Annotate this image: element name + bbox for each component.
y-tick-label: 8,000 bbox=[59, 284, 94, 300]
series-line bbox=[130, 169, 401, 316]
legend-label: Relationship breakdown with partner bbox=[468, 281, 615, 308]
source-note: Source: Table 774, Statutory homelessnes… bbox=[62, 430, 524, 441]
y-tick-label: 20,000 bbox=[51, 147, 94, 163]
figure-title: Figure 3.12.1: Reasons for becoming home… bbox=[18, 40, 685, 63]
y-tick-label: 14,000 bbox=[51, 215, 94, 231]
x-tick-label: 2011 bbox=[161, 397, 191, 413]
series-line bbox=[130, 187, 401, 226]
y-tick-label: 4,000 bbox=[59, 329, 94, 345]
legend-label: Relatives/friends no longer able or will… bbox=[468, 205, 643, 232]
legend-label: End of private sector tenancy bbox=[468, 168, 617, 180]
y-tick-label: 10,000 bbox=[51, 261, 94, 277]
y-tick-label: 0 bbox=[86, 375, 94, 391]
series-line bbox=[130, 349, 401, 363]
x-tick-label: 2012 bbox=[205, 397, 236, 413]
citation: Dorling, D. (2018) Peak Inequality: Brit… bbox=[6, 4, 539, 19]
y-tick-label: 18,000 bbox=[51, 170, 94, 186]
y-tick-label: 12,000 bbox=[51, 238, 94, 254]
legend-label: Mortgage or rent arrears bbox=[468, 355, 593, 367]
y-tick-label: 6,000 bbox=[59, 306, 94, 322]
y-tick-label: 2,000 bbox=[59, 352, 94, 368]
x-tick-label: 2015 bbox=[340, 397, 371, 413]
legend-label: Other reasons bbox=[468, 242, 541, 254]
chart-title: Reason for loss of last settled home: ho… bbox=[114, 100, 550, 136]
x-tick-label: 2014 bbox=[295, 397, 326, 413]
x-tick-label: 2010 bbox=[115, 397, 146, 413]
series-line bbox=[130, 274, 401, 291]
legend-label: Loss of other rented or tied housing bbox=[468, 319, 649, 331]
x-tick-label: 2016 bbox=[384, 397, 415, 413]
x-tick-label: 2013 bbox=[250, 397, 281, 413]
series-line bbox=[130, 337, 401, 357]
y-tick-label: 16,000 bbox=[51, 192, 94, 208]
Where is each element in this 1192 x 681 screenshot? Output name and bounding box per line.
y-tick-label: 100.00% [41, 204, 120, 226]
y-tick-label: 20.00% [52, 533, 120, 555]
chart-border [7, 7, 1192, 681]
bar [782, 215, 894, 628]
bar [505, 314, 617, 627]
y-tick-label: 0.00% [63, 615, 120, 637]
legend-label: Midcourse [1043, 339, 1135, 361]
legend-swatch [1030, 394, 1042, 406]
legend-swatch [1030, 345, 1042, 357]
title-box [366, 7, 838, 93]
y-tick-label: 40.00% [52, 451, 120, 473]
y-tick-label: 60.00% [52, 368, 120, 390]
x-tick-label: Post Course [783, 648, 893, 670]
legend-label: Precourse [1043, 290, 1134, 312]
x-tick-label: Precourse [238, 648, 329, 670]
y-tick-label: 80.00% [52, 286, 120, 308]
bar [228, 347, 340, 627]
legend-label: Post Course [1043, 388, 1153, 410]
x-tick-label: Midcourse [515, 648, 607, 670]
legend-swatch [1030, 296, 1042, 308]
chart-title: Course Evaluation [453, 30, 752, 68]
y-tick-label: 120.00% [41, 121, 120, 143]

### REQUIREMENTS
Print every line of the listing above without changing anything.

### TASK SOLUTION
Annotate this image: element name + bbox for each component.
y-tick-label: 8,000 bbox=[59, 284, 94, 300]
series-line bbox=[130, 169, 401, 316]
legend-label: Relationship breakdown with partner bbox=[468, 281, 615, 308]
source-note: Source: Table 774, Statutory homelessnes… bbox=[62, 430, 524, 441]
y-tick-label: 20,000 bbox=[51, 147, 94, 163]
figure-title: Figure 3.12.1: Reasons for becoming home… bbox=[18, 40, 685, 63]
y-tick-label: 14,000 bbox=[51, 215, 94, 231]
x-tick-label: 2011 bbox=[161, 397, 191, 413]
series-line bbox=[130, 187, 401, 226]
y-tick-label: 4,000 bbox=[59, 329, 94, 345]
legend-label: Relatives/friends no longer able or will… bbox=[468, 205, 643, 232]
legend-label: End of private sector tenancy bbox=[468, 168, 617, 180]
y-tick-label: 10,000 bbox=[51, 261, 94, 277]
y-tick-label: 0 bbox=[86, 375, 94, 391]
series-line bbox=[130, 349, 401, 363]
x-tick-label: 2012 bbox=[205, 397, 236, 413]
citation: Dorling, D. (2018) Peak Inequality: Brit… bbox=[6, 4, 539, 19]
y-tick-label: 18,000 bbox=[51, 170, 94, 186]
y-tick-label: 12,000 bbox=[51, 238, 94, 254]
legend-label: Mortgage or rent arrears bbox=[468, 355, 593, 367]
y-tick-label: 6,000 bbox=[59, 306, 94, 322]
y-tick-label: 2,000 bbox=[59, 352, 94, 368]
x-tick-label: 2015 bbox=[340, 397, 371, 413]
legend-label: Other reasons bbox=[468, 242, 541, 254]
chart-title: Reason for loss of last settled home: ho… bbox=[114, 100, 550, 136]
x-tick-label: 2014 bbox=[295, 397, 326, 413]
x-tick-label: 2010 bbox=[115, 397, 146, 413]
series-line bbox=[130, 274, 401, 291]
legend-label: Loss of other rented or tied housing bbox=[468, 319, 649, 331]
x-tick-label: 2016 bbox=[384, 397, 415, 413]
x-tick-label: 2013 bbox=[250, 397, 281, 413]
series-line bbox=[130, 337, 401, 357]
y-tick-label: 16,000 bbox=[51, 192, 94, 208]
Where is each element in this 1192 x 681 screenshot? Output name and bounding box per line.
y-tick-label: 100.00% [41, 204, 120, 226]
y-tick-label: 20.00% [52, 533, 120, 555]
chart-border [7, 7, 1192, 681]
bar [782, 215, 894, 628]
bar [505, 314, 617, 627]
y-tick-label: 0.00% [63, 615, 120, 637]
legend-label: Midcourse [1043, 339, 1135, 361]
legend-swatch [1030, 394, 1042, 406]
legend-swatch [1030, 345, 1042, 357]
title-box [366, 7, 838, 93]
y-tick-label: 40.00% [52, 451, 120, 473]
y-tick-label: 60.00% [52, 368, 120, 390]
x-tick-label: Post Course [783, 648, 893, 670]
legend-label: Precourse [1043, 290, 1134, 312]
x-tick-label: Precourse [238, 648, 329, 670]
y-tick-label: 80.00% [52, 286, 120, 308]
bar [228, 347, 340, 627]
legend-label: Post Course [1043, 388, 1153, 410]
x-tick-label: Midcourse [515, 648, 607, 670]
legend-swatch [1030, 296, 1042, 308]
chart-title: Course Evaluation [453, 30, 752, 68]
y-tick-label: 120.00% [41, 121, 120, 143]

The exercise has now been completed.